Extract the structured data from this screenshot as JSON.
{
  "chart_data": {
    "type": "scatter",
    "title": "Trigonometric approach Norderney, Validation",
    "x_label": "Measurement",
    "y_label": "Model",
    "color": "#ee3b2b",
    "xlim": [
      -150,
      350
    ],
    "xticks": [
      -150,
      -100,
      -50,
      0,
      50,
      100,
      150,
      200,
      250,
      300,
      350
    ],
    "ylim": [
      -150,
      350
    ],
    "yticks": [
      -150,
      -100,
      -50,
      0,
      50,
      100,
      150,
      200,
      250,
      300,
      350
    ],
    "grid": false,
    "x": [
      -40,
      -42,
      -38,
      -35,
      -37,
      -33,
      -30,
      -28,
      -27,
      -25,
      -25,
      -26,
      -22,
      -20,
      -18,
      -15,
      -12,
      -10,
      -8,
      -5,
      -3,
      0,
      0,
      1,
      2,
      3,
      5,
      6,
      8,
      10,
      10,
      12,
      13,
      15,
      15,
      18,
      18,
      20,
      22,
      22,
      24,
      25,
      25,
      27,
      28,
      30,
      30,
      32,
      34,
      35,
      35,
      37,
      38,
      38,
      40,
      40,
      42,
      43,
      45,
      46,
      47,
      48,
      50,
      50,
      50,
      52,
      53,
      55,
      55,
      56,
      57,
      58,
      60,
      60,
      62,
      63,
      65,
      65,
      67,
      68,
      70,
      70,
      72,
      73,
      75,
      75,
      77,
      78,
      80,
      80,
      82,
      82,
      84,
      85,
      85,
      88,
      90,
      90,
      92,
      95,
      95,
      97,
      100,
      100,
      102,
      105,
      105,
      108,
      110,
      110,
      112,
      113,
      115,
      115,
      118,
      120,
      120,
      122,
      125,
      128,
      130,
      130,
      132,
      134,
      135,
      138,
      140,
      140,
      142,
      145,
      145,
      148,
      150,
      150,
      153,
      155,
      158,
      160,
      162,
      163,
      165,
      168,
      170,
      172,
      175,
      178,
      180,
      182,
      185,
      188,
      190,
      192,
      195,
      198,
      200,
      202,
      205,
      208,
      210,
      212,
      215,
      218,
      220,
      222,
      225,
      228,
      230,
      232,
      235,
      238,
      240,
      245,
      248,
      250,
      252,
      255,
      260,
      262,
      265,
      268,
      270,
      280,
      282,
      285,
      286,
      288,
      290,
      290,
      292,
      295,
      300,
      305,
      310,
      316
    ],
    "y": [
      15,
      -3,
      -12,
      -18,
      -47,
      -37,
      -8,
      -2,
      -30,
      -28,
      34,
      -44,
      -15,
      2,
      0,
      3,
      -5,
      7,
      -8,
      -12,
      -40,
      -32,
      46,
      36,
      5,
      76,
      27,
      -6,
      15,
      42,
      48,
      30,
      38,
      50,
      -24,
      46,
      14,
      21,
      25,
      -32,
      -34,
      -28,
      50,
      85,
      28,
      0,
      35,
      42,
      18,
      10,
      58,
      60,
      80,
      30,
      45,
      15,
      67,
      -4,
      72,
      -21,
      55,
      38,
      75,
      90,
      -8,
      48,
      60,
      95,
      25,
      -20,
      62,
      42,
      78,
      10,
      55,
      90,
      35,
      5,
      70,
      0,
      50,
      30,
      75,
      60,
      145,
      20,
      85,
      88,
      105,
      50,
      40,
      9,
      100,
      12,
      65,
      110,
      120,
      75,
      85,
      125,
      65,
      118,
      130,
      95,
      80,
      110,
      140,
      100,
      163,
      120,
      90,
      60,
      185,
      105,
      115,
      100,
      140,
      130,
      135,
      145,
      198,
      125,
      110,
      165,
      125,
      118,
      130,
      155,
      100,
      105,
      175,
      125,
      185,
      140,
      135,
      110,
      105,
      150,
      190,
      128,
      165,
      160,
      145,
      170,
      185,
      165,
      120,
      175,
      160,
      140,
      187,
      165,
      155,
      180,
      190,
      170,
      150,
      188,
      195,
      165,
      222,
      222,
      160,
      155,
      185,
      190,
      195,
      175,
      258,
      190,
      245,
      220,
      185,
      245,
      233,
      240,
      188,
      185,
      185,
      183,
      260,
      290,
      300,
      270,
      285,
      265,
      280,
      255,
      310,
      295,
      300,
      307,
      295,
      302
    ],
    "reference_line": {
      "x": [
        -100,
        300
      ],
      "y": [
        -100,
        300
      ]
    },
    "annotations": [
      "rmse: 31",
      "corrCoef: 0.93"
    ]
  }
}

● **What the task requires**: Repeat the records above exactly, leaving none out.

● **Task result**:
Extract the structured data from this screenshot as JSON.
{
  "chart_data": {
    "type": "scatter",
    "title": "Trigonometric approach Norderney, Validation",
    "x_label": "Measurement",
    "y_label": "Model",
    "color": "#ee3b2b",
    "xlim": [
      -150,
      350
    ],
    "xticks": [
      -150,
      -100,
      -50,
      0,
      50,
      100,
      150,
      200,
      250,
      300,
      350
    ],
    "ylim": [
      -150,
      350
    ],
    "yticks": [
      -150,
      -100,
      -50,
      0,
      50,
      100,
      150,
      200,
      250,
      300,
      350
    ],
    "grid": false,
    "x": [
      -40,
      -42,
      -38,
      -35,
      -37,
      -33,
      -30,
      -28,
      -27,
      -25,
      -25,
      -26,
      -22,
      -20,
      -18,
      -15,
      -12,
      -10,
      -8,
      -5,
      -3,
      0,
      0,
      1,
      2,
      3,
      5,
      6,
      8,
      10,
      10,
      12,
      13,
      15,
      15,
      18,
      18,
      20,
      22,
      22,
      24,
      25,
      25,
      27,
      28,
      30,
      30,
      32,
      34,
      35,
      35,
      37,
      38,
      38,
      40,
      40,
      42,
      43,
      45,
      46,
      47,
      48,
      50,
      50,
      50,
      52,
      53,
      55,
      55,
      56,
      57,
      58,
      60,
      60,
      62,
      63,
      65,
      65,
      67,
      68,
      70,
      70,
      72,
      73,
      75,
      75,
      77,
      78,
      80,
      80,
      82,
      82,
      84,
      85,
      85,
      88,
      90,
      90,
      92,
      95,
      95,
      97,
      100,
      100,
      102,
      105,
      105,
      108,
      110,
      110,
      112,
      113,
      115,
      115,
      118,
      120,
      120,
      122,
      125,
      128,
      130,
      130,
      132,
      134,
      135,
      138,
      140,
      140,
      142,
      145,
      145,
      148,
      150,
      150,
      153,
      155,
      158,
      160,
      162,
      163,
      165,
      168,
      170,
      172,
      175,
      178,
      180,
      182,
      185,
      188,
      190,
      192,
      195,
      198,
      200,
      202,
      205,
      208,
      210,
      212,
      215,
      218,
      220,
      222,
      225,
      228,
      230,
      232,
      235,
      238,
      240,
      245,
      248,
      250,
      252,
      255,
      260,
      262,
      265,
      268,
      270,
      280,
      282,
      285,
      286,
      288,
      290,
      290,
      292,
      295,
      300,
      305,
      310,
      316
    ],
    "y": [
      15,
      -3,
      -12,
      -18,
      -47,
      -37,
      -8,
      -2,
      -30,
      -28,
      34,
      -44,
      -15,
      2,
      0,
      3,
      -5,
      7,
      -8,
      -12,
      -40,
      -32,
      46,
      36,
      5,
      76,
      27,
      -6,
      15,
      42,
      48,
      30,
      38,
      50,
      -24,
      46,
      14,
      21,
      25,
      -32,
      -34,
      -28,
      50,
      85,
      28,
      0,
      35,
      42,
      18,
      10,
      58,
      60,
      80,
      30,
      45,
      15,
      67,
      -4,
      72,
      -21,
      55,
      38,
      75,
      90,
      -8,
      48,
      60,
      95,
      25,
      -20,
      62,
      42,
      78,
      10,
      55,
      90,
      35,
      5,
      70,
      0,
      50,
      30,
      75,
      60,
      145,
      20,
      85,
      88,
      105,
      50,
      40,
      9,
      100,
      12,
      65,
      110,
      120,
      75,
      85,
      125,
      65,
      118,
      130,
      95,
      80,
      110,
      140,
      100,
      163,
      120,
      90,
      60,
      185,
      105,
      115,
      100,
      140,
      130,
      135,
      145,
      198,
      125,
      110,
      165,
      125,
      118,
      130,
      155,
      100,
      105,
      175,
      125,
      185,
      140,
      135,
      110,
      105,
      150,
      190,
      128,
      165,
      160,
      145,
      170,
      185,
      165,
      120,
      175,
      160,
      140,
      187,
      165,
      155,
      180,
      190,
      170,
      150,
      188,
      195,
      165,
      222,
      222,
      160,
      155,
      185,
      190,
      195,
      175,
      258,
      190,
      245,
      220,
      185,
      245,
      233,
      240,
      188,
      185,
      185,
      183,
      260,
      290,
      300,
      270,
      285,
      265,
      280,
      255,
      310,
      295,
      300,
      307,
      295,
      302
    ],
    "reference_line": {
      "x": [
        -100,
        300
      ],
      "y": [
        -100,
        300
      ]
    },
    "annotations": [
      "rmse: 31",
      "corrCoef: 0.93"
    ]
  }
}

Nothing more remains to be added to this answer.